#### Written instruction
Everything in the listing should be restated word for word.

## Start

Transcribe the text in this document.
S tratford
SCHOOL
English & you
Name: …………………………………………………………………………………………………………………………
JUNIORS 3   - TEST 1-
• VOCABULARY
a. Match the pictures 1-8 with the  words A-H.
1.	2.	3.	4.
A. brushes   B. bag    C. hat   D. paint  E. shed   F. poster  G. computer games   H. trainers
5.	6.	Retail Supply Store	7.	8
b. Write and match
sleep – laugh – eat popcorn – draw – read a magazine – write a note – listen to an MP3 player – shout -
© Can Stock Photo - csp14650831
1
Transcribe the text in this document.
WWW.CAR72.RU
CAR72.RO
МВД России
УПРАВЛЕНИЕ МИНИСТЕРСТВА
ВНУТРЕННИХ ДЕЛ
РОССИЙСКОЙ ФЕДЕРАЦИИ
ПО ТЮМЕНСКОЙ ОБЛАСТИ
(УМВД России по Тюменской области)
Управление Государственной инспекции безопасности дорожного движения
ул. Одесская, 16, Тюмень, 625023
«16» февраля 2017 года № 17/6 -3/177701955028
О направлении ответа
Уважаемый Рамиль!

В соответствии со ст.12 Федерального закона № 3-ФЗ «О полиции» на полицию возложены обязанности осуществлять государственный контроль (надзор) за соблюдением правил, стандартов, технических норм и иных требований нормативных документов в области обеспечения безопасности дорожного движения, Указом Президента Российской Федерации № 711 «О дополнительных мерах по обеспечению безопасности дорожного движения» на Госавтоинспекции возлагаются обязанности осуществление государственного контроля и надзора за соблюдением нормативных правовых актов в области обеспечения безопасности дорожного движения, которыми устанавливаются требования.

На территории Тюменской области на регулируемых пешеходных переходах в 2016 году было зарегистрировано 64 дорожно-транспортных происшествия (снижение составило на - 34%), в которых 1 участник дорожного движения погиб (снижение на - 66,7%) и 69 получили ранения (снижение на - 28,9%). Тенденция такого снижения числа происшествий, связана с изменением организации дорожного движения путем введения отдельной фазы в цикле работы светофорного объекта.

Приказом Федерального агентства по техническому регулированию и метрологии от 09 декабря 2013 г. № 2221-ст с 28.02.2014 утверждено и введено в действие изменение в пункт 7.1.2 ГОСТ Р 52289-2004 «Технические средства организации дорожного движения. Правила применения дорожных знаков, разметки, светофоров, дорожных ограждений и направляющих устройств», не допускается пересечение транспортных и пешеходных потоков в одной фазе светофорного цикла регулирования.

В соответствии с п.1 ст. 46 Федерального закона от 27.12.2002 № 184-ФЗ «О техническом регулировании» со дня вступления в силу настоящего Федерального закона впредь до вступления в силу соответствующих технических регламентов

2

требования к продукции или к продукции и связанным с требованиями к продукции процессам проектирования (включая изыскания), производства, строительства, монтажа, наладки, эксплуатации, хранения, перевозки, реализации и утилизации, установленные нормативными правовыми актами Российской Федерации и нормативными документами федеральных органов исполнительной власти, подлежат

## End

#### Final result
Transcribe the text in this document.
S tratford
SCHOOL
English & you
Name: …………………………………………………………………………………………………………………………
JUNIORS 3   - TEST 1-
• VOCABULARY
a. Match the pictures 1-8 with the  words A-H.
1.	2.	3.	4.
A. brushes   B. bag    C. hat   D. paint  E. shed   F. poster  G. computer games   H. trainers
5.	6.	Retail Supply Store	7.	8
b. Write and match
sleep – laugh – eat popcorn – draw – read a magazine – write a note – listen to an MP3 player – shout -
© Can Stock Photo - csp14650831
1
Transcribe the text in this document.
WWW.CAR72.RU
CAR72.RO
МВД России
УПРАВЛЕНИЕ МИНИСТЕРСТВА
ВНУТРЕННИХ ДЕЛ
РОССИЙСКОЙ ФЕДЕРАЦИИ
ПО ТЮМЕНСКОЙ ОБЛАСТИ
(УМВД России по Тюменской области)
Управление Государственной инспекции безопасности дорожного движения
ул. Одесская, 16, Тюмень, 625023
«16» февраля 2017 года № 17/6 -3/177701955028
О направлении ответа
Уважаемый Рамиль!

В соответствии со ст.12 Федерального закона № 3-ФЗ «О полиции» на полицию возложены обязанности осуществлять государственный контроль (надзор) за соблюдением правил, стандартов, технических норм и иных требований нормативных документов в области обеспечения безопасности дорожного движения, Указом Президента Российской Федерации № 711 «О дополнительных мерах по обеспечению безопасности дорожного движения» на Госавтоинспекции возлагаются обязанности осуществление государственного контроля и надзора за соблюдением нормативных правовых актов в области обеспечения безопасности дорожного движения, которыми устанавливаются требования.

На территории Тюменской области на регулируемых пешеходных переходах в 2016 году было зарегистрировано 64 дорожно-транспортных происшествия (снижение составило на - 34%), в которых 1 участник дорожного движения погиб (снижение на - 66,7%) и 69 получили ранения (снижение на - 28,9%). Тенденция такого снижения числа происшествий, связана с изменением организации дорожного движения путем введения отдельной фазы в цикле работы светофорного объекта.

Приказом Федерального агентства по техническому регулированию и метрологии от 09 декабря 2013 г. № 2221-ст с 28.02.2014 утверждено и введено в действие изменение в пункт 7.1.2 ГОСТ Р 52289-2004 «Технические средства организации дорожного движения. Правила применения дорожных знаков, разметки, светофоров, дорожных ограждений и направляющих устройств», не допускается пересечение транспортных и пешеходных потоков в одной фазе светофорного цикла регулирования.

В соответствии с п.1 ст. 46 Федерального закона от 27.12.2002 № 184-ФЗ «О техническом регулировании» со дня вступления в силу настоящего Федерального закона впредь до вступления в силу соответствующих технических регламентов

2

требования к продукции или к продукции и связанным с требованиями к продукции процессам проектирования (включая изыскания), производства, строительства, монтажа, наладки, эксплуатации, хранения, перевозки, реализации и утилизации, установленные нормативными правовыми актами Российской Федерации и нормативными документами федеральных органов исполнительной власти, подлежат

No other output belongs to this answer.